# 本文抜粋
=======

しかし連合軍のHF-DFアンテナがU-487の通信を傍受。正確な位置を掴んだ事で護衛空母コアを基幹としたハンターキラーグループを送り込んで来た。
最期
1943年7月13日早朝、ゆっくりと水上を進んでいたU-487の当直見張り員が近くで綿の塊のような漂流物が浮いているのを発見。彼らは数分間かけて漂流物を引き揚げた。見張り員の注意が漂流物に逸れた瞬間、護衛空母コア所属のアベンジャーとワイルドキャットが誰にも気付かれずに急降下を開始、U-487側は完全に虚を突かれた。デッキ上には日光浴している乗組員までいたという。瞬く間に4発の爆雷が投下され、至近弾により右舷の石油タンクが大破。火災を起こしながら右舷へ傾いて航行不能と化す。艦内では電源を喪失して非常灯が点灯し、制御室に収容された先の漂流物が突如発火して火の手が上がるも、幸い乗組員によって速やかに消し止められた。突然発火したため一部の乗組員はこの漂流物は連合軍が仕掛けた罠ではないかと疑ったとか。

=======

# 提供された情報
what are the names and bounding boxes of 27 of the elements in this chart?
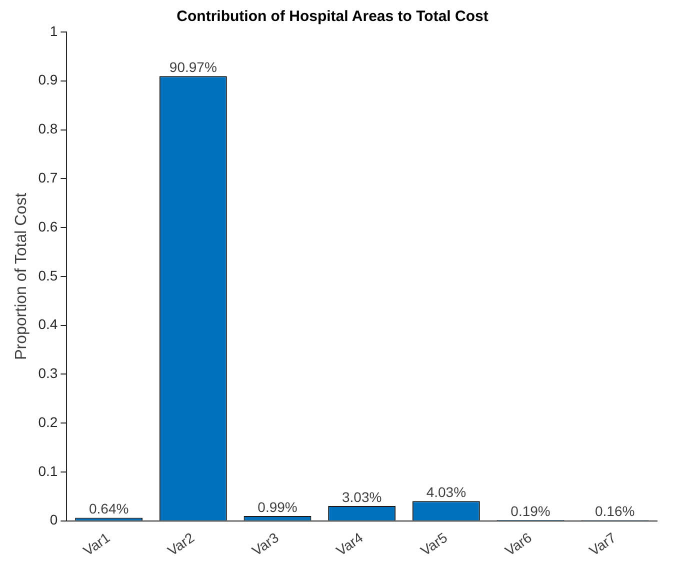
y-tick-label: 0.3	[38, 365, 58, 382]
data-label: 0.64%	[88, 500, 129, 517]
x-tick-label: Var7	[586, 529, 619, 559]
x-tick-label: Var5	[418, 529, 450, 559]
x-tick-label: Var4	[333, 529, 366, 559]
y-tick-label: 0.9	[38, 72, 58, 88]
chart-title: Contribution of Hospital Areas to Total Cost	[176, 8, 488, 26]
x-tick-label: Var2	[164, 529, 198, 559]
y-tick-label: 1	[50, 22, 58, 39]
y-tick-label: 0	[50, 512, 58, 528]
x-tick-label: Var6	[502, 529, 535, 559]
y-tick-label: 0.5	[38, 267, 58, 284]
data-label: 0.99%	[258, 498, 298, 515]
x-tick-label: Var1	[80, 529, 113, 559]
y-tick-label: 0.1	[38, 462, 58, 479]
y-tick-label: 0.6	[38, 218, 58, 234]
y-tick-label: 0.8	[38, 120, 58, 137]
data-label: 90.97%	[169, 59, 217, 76]
y-tick-label: 0.2	[38, 414, 58, 430]
data-label: 0.16%	[594, 502, 635, 519]
data-label: 0.19%	[510, 502, 550, 519]
y-axis-title: Proportion of Total Cost	[13, 192, 30, 360]
x-tick-label: Var3	[248, 529, 282, 559]
y-tick-label: 0.4	[38, 316, 58, 332]
y-tick-label: 0.7	[38, 170, 58, 186]
data-label: 4.03%	[426, 484, 466, 500]
data-label: 3.03%	[342, 488, 382, 505]
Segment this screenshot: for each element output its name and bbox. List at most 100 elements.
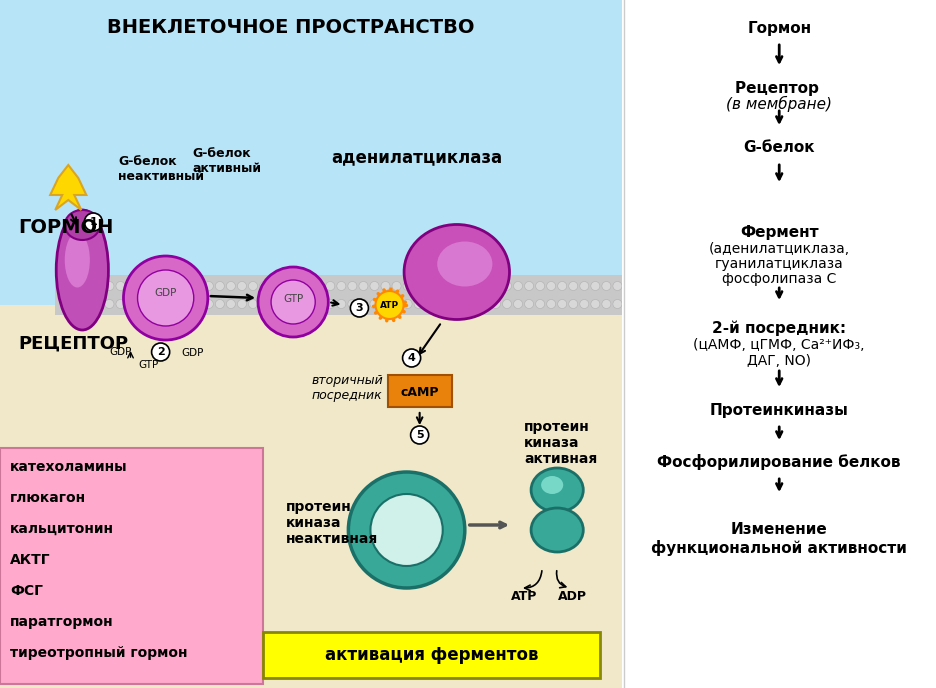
FancyBboxPatch shape	[0, 0, 622, 305]
Circle shape	[248, 281, 257, 290]
Circle shape	[524, 299, 534, 308]
Circle shape	[72, 299, 80, 308]
Text: глюкагон: глюкагон	[10, 491, 86, 505]
Circle shape	[105, 299, 114, 308]
Text: GTP: GTP	[139, 360, 159, 370]
Circle shape	[569, 299, 578, 308]
Circle shape	[215, 299, 225, 308]
Circle shape	[303, 281, 313, 290]
Circle shape	[105, 281, 114, 290]
Text: GDP: GDP	[110, 347, 132, 357]
Circle shape	[602, 299, 611, 308]
Circle shape	[61, 281, 70, 290]
Circle shape	[193, 299, 202, 308]
Text: G-белок
активный: G-белок активный	[193, 147, 262, 175]
Text: протеин
киназа
неактивная: протеин киназа неактивная	[286, 500, 378, 546]
Text: АКТГ: АКТГ	[10, 553, 51, 567]
Text: ГОРМОН: ГОРМОН	[18, 218, 113, 237]
Text: G-белок
неактивный: G-белок неактивный	[119, 155, 204, 183]
Circle shape	[82, 281, 92, 290]
Ellipse shape	[531, 468, 583, 512]
Circle shape	[258, 267, 329, 337]
Text: гуанилатциклаза: гуанилатциклаза	[715, 257, 843, 271]
Circle shape	[602, 281, 611, 290]
Circle shape	[248, 299, 257, 308]
Circle shape	[193, 281, 202, 290]
Circle shape	[271, 280, 315, 324]
Circle shape	[127, 299, 136, 308]
Circle shape	[411, 426, 429, 444]
FancyBboxPatch shape	[388, 375, 452, 407]
Circle shape	[436, 299, 446, 308]
Circle shape	[503, 299, 511, 308]
Text: аденилатциклаза: аденилатциклаза	[331, 148, 503, 166]
Text: ФСГ: ФСГ	[10, 584, 43, 598]
Circle shape	[370, 281, 379, 290]
Circle shape	[124, 256, 208, 340]
Circle shape	[238, 281, 246, 290]
Circle shape	[94, 281, 103, 290]
Circle shape	[503, 281, 511, 290]
Circle shape	[381, 281, 390, 290]
Text: активация ферментов: активация ферментов	[325, 646, 538, 664]
Text: 5: 5	[416, 430, 423, 440]
Circle shape	[282, 299, 291, 308]
Circle shape	[459, 281, 467, 290]
Text: 2-й посредник:: 2-й посредник:	[712, 320, 846, 336]
Ellipse shape	[65, 210, 100, 240]
Text: Фермент: Фермент	[739, 224, 819, 239]
Circle shape	[72, 281, 80, 290]
Text: фосфолипаза С: фосфолипаза С	[722, 272, 837, 286]
Circle shape	[370, 299, 379, 308]
FancyBboxPatch shape	[55, 275, 622, 315]
Text: протеин
киназа
активная: протеин киназа активная	[524, 420, 597, 466]
Circle shape	[392, 299, 401, 308]
Text: 3: 3	[356, 303, 363, 313]
Text: кальцитонин: кальцитонин	[10, 522, 114, 536]
Text: катехоламины: катехоламины	[10, 460, 127, 474]
Circle shape	[547, 281, 556, 290]
Circle shape	[447, 299, 456, 308]
Circle shape	[524, 281, 534, 290]
Circle shape	[116, 281, 125, 290]
Text: (аденилатциклаза,: (аденилатциклаза,	[709, 242, 850, 256]
Circle shape	[558, 281, 566, 290]
Circle shape	[579, 299, 589, 308]
Circle shape	[371, 494, 443, 566]
Circle shape	[171, 281, 181, 290]
Text: cAMP: cAMP	[401, 385, 439, 398]
Circle shape	[591, 281, 600, 290]
Text: GDP: GDP	[182, 348, 204, 358]
Circle shape	[414, 281, 423, 290]
Ellipse shape	[404, 224, 509, 319]
Circle shape	[215, 281, 225, 290]
Circle shape	[326, 299, 335, 308]
Circle shape	[204, 299, 213, 308]
Ellipse shape	[541, 476, 563, 494]
Circle shape	[358, 299, 368, 308]
Text: (в мембране): (в мембране)	[726, 96, 832, 112]
Circle shape	[381, 299, 390, 308]
Circle shape	[350, 299, 369, 317]
Circle shape	[375, 291, 403, 319]
Text: паратгормон: паратгормон	[10, 615, 113, 629]
Circle shape	[138, 299, 147, 308]
Circle shape	[314, 281, 324, 290]
Ellipse shape	[65, 233, 90, 288]
Circle shape	[160, 281, 169, 290]
Circle shape	[569, 281, 578, 290]
Circle shape	[348, 299, 357, 308]
Circle shape	[348, 472, 465, 588]
Circle shape	[613, 281, 622, 290]
Circle shape	[402, 349, 420, 367]
Circle shape	[326, 281, 335, 290]
Circle shape	[547, 299, 556, 308]
Circle shape	[514, 281, 522, 290]
Text: ВНЕКЛЕТОЧНОЕ ПРОСТРАНСТВО: ВНЕКЛЕТОЧНОЕ ПРОСТРАНСТВО	[108, 18, 475, 37]
Circle shape	[469, 299, 478, 308]
Circle shape	[403, 299, 412, 308]
Circle shape	[459, 299, 467, 308]
Circle shape	[480, 299, 490, 308]
Polygon shape	[51, 165, 86, 210]
Text: 2: 2	[156, 347, 165, 357]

=======

# 取り組む作業
1. U-487の文章の「しかし連合軍のHF-DFアン」から「た罠ではないかと疑ったとか。」までを、「漂流物」を「浮遊物」に変えて書き直してください。
2. U-487の文章の最後の文に続けて、その先を書け。
記録はU-487の文章とは別の資料である。

# 順番どおりの出力
1.
しかし連合軍のHF-DFアンテナがU-487の通信を傍受。正確な位置を掴んだ事で護衛空母コアを基幹としたハンターキラーグループを送り込んで来た。
最期
1943年7月13日早朝、ゆっくりと水上を進んでいたU-487の当直見張り員が近くで綿の塊のような浮遊物が浮いているのを発見。彼らは数分間かけて浮遊物を引き揚げた。見張り員の注意が浮遊物に逸れた瞬間、護衛空母コア所属のアベンジャーとワイルドキャットが誰にも気付かれずに急降下を開始、U-487側は完全に虚を突かれた。デッキ上には日光浴している乗組員までいたという。瞬く間に4発の爆雷が投下され、至近弾により右舷の石油タンクが大破。火災を起こしながら右舷へ傾いて航行不能と化す。艦内では電源を喪失して非常灯が点灯し、制御室に収容された先の浮遊物が突如発火して火の手が上がるも、幸い乗組員によって速やかに消し止められた。突然発火したため一部の乗組員はこの浮遊物は連合軍が仕掛けた罠ではないかと疑ったとか。

2.
メッツ艦長は「対空砲を操作せよ」「隔壁を閉めよ」と指示。彼自身もまた第一プラットフォームに駆け上がって20mm対空機銃を操作した。他の乗組員も生き残っている対空火器につがみついて決死に応戦。このうち左舷後方からU-487へ機銃掃射を浴びせようとしたワイルドキャットが20mm機銃弾を喰らって左舷艦首約30mに墜落。パイロットのE.H.シュタイガー中尉が戦死している。残りの1機にも命中弾を与えて退却させ、第一ラウンドはU-487の勝利に終わった。しかし激しい機銃掃射で乗組員の大部分が負傷ないし戦死。
依然としてU-487は航行及び潜航不能。そこへ増援の敵機3機が出現して集中攻撃を開始する。既に何か所も負傷していたにも関わらず冷静に指揮を執っていたメッツ艦長だったが、ここに至り艦の放棄を命令、乗組員たちが3隻のゴムボートを膨らませて船外へと浮かべた(うち1隻は爆弾の破片で穴が開いて沈没している)。そしてメッツ艦長は敵の機銃掃射で死亡。艦首と前甲板に直撃した爆弾が致命傷となり、艦体を二つに折って数秒後に沈没。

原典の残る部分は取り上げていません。